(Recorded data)

┏━━

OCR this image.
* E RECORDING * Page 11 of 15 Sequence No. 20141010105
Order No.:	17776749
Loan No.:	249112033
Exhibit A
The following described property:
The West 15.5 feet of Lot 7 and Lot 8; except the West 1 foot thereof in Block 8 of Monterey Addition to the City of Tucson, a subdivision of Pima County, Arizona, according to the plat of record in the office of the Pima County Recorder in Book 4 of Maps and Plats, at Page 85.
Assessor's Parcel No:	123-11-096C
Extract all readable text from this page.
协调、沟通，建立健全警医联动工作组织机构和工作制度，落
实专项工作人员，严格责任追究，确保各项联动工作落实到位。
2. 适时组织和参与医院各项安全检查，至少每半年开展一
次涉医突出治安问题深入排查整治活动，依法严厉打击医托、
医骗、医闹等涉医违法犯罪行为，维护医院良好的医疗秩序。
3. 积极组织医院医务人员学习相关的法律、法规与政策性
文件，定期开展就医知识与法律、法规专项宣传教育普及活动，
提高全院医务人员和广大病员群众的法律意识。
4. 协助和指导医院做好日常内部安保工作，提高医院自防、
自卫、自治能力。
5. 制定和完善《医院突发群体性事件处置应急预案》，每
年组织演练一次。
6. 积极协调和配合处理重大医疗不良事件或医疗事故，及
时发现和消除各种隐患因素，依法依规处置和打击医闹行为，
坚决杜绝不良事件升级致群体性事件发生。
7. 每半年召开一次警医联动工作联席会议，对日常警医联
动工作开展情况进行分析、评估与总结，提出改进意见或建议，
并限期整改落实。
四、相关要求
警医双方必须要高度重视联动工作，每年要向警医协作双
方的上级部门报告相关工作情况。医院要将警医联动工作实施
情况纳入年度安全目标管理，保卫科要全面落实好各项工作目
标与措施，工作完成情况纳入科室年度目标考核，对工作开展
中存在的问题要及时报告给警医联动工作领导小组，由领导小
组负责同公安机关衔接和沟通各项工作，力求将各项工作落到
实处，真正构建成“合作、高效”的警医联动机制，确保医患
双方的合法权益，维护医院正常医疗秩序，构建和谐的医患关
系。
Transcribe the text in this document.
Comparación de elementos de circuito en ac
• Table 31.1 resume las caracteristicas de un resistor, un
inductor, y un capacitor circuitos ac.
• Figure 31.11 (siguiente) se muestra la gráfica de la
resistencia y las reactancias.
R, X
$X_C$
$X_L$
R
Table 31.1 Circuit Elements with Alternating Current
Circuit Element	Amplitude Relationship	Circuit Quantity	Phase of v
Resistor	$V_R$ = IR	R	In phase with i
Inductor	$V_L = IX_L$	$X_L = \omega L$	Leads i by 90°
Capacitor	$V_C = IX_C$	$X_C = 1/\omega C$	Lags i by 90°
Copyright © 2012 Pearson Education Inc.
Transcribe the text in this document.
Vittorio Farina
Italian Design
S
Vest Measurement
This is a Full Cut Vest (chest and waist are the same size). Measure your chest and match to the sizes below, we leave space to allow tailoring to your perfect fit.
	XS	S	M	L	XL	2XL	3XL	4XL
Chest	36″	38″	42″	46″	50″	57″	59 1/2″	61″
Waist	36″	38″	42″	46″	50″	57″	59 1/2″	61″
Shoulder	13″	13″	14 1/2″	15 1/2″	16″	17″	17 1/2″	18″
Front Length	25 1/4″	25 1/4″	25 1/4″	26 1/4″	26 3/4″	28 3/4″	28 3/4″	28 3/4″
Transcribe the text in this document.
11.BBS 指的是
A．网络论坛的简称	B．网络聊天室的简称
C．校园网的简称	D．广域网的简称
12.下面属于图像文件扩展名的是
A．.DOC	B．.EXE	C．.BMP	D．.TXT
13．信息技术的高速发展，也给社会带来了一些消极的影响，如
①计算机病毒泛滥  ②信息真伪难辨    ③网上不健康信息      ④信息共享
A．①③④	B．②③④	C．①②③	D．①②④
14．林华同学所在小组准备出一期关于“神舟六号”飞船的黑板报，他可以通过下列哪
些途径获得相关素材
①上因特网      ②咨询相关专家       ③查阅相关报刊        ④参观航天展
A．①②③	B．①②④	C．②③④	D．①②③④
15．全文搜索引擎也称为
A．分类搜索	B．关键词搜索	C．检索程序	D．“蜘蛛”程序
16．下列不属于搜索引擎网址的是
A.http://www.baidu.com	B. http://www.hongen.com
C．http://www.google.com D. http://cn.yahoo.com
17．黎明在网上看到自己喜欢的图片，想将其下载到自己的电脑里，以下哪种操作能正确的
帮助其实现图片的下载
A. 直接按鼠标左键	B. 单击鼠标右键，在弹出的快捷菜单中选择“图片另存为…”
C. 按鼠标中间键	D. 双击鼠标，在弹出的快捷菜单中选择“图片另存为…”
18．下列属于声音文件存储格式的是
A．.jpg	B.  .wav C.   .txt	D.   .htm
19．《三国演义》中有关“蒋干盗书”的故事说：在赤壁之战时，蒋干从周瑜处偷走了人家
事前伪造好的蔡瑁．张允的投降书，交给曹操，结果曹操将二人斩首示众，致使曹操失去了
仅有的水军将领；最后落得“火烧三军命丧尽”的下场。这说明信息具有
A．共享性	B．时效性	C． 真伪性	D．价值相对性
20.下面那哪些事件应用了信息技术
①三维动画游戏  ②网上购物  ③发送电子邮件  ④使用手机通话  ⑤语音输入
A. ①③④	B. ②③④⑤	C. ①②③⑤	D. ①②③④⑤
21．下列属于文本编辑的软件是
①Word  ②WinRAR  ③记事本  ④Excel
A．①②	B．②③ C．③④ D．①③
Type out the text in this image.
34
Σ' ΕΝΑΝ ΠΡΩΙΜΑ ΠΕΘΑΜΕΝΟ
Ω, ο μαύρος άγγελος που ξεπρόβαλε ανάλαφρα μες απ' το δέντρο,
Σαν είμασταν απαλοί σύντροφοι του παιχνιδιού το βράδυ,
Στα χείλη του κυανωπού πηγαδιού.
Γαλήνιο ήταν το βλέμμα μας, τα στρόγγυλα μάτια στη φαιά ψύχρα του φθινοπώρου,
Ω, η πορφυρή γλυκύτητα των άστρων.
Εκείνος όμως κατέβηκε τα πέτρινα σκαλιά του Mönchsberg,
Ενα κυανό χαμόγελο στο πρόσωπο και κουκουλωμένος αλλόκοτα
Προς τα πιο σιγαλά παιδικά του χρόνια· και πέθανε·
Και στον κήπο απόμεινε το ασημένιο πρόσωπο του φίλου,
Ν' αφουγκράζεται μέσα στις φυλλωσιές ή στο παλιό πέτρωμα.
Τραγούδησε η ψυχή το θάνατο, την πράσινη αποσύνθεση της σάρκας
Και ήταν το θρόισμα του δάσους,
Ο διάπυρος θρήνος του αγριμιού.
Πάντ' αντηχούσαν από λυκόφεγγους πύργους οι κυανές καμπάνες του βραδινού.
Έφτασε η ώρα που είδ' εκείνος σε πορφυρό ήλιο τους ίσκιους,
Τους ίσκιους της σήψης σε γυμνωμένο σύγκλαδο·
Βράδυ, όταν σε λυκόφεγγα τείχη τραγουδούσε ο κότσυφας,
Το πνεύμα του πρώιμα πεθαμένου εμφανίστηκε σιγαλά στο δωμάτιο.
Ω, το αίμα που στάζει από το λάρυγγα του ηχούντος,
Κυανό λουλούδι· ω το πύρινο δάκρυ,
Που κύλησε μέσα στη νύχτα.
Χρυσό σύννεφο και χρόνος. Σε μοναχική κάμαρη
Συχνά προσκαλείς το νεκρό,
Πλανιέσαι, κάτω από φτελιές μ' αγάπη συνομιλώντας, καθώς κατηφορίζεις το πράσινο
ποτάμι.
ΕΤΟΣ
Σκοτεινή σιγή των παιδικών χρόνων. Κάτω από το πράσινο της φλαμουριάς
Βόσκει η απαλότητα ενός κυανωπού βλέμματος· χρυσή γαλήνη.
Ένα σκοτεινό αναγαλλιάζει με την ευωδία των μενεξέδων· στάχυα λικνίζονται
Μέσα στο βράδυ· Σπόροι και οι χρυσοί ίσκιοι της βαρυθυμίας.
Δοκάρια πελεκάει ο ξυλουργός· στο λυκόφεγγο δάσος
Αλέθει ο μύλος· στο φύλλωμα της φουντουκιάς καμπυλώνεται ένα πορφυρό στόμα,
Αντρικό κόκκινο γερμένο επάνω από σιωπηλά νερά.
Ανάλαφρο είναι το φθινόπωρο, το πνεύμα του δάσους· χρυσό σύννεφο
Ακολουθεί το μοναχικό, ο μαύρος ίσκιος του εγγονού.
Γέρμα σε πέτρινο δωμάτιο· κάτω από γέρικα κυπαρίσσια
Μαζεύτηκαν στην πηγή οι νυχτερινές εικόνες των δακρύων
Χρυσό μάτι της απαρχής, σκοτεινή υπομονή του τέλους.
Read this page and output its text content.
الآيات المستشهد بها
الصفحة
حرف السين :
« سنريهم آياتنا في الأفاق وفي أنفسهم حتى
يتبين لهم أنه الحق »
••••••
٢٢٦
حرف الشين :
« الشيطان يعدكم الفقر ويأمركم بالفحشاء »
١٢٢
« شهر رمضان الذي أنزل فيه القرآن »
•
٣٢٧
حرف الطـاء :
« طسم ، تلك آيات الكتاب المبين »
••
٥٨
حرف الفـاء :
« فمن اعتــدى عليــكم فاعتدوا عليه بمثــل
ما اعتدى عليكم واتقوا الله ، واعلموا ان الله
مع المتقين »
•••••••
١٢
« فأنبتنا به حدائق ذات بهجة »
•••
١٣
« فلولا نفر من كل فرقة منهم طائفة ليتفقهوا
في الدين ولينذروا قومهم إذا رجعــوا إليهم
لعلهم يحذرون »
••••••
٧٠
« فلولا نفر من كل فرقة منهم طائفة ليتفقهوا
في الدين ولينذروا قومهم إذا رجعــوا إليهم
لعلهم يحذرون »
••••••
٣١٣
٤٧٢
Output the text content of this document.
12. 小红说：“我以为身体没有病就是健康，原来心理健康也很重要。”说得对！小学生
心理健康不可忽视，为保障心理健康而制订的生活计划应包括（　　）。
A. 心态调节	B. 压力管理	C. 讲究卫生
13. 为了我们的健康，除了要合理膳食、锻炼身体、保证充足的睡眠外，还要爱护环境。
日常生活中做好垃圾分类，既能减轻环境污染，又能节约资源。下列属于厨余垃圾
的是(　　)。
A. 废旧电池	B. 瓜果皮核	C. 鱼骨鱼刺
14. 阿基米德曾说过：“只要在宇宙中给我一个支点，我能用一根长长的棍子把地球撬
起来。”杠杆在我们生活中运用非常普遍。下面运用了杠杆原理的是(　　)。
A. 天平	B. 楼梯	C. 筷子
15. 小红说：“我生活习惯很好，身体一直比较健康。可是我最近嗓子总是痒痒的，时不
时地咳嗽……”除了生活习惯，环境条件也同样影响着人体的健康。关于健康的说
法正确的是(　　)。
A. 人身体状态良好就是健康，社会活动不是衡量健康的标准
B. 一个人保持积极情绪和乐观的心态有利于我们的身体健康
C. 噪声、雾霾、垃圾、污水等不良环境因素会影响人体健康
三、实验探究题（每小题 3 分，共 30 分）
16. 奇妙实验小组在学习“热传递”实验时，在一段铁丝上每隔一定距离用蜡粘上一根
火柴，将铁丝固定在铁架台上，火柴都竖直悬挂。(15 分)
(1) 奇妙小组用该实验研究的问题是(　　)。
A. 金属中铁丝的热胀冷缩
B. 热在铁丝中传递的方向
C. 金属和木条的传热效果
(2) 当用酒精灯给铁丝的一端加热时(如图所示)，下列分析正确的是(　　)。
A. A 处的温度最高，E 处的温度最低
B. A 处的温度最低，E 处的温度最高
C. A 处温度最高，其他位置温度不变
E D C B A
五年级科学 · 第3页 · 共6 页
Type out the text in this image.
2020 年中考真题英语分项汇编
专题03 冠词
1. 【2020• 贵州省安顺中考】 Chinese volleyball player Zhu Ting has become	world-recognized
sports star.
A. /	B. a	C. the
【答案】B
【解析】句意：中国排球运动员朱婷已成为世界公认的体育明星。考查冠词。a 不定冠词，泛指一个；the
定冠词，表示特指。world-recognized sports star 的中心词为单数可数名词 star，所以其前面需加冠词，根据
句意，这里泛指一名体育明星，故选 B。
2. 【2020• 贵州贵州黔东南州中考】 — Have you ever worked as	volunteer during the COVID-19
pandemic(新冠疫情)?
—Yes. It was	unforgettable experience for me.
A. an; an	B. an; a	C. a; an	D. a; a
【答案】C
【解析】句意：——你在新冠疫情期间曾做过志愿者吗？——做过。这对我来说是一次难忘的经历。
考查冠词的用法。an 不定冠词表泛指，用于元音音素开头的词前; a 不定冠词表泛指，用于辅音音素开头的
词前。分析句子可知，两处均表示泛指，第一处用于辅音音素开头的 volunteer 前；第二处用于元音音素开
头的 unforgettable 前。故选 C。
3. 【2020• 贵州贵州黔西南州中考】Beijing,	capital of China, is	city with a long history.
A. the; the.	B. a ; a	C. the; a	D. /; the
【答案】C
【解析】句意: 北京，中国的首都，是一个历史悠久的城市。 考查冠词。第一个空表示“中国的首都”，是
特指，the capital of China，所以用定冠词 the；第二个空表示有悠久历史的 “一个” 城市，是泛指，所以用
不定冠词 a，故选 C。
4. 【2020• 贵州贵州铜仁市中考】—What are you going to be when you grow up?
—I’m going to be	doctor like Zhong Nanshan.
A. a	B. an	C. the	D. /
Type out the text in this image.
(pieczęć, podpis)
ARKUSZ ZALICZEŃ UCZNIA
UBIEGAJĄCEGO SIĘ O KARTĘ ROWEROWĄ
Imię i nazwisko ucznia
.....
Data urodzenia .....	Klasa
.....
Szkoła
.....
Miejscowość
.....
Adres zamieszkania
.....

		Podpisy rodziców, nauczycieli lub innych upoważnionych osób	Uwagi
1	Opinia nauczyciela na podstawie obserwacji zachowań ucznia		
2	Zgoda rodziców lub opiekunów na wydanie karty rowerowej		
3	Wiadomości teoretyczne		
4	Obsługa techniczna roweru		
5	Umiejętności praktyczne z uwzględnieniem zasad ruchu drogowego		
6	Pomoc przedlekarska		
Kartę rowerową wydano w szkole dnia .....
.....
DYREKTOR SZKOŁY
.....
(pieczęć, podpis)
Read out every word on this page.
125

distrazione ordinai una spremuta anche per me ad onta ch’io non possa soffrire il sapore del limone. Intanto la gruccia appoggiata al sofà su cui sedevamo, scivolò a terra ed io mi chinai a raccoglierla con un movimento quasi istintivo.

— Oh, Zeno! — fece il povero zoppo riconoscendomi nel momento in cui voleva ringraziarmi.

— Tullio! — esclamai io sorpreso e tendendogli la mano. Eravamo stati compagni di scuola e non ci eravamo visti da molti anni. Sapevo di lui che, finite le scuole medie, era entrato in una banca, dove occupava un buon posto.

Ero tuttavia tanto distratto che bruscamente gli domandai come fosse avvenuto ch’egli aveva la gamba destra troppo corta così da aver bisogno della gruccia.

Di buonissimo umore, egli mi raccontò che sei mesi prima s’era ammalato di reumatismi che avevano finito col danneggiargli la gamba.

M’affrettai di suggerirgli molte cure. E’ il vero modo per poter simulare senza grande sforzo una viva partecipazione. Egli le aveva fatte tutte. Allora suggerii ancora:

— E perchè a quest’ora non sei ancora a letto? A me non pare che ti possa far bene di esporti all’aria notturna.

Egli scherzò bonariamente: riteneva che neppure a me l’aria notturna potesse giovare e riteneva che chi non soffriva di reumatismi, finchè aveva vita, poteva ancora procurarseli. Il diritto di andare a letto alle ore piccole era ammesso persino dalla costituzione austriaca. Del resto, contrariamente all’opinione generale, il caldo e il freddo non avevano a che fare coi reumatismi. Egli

┗━━

Work to do:
Which lines of the material contain the string "unforgettable"? List each of them.

Exercise output:
—Yes. It was	unforgettable experience for me.
头的 unforgettable 前。故选 C。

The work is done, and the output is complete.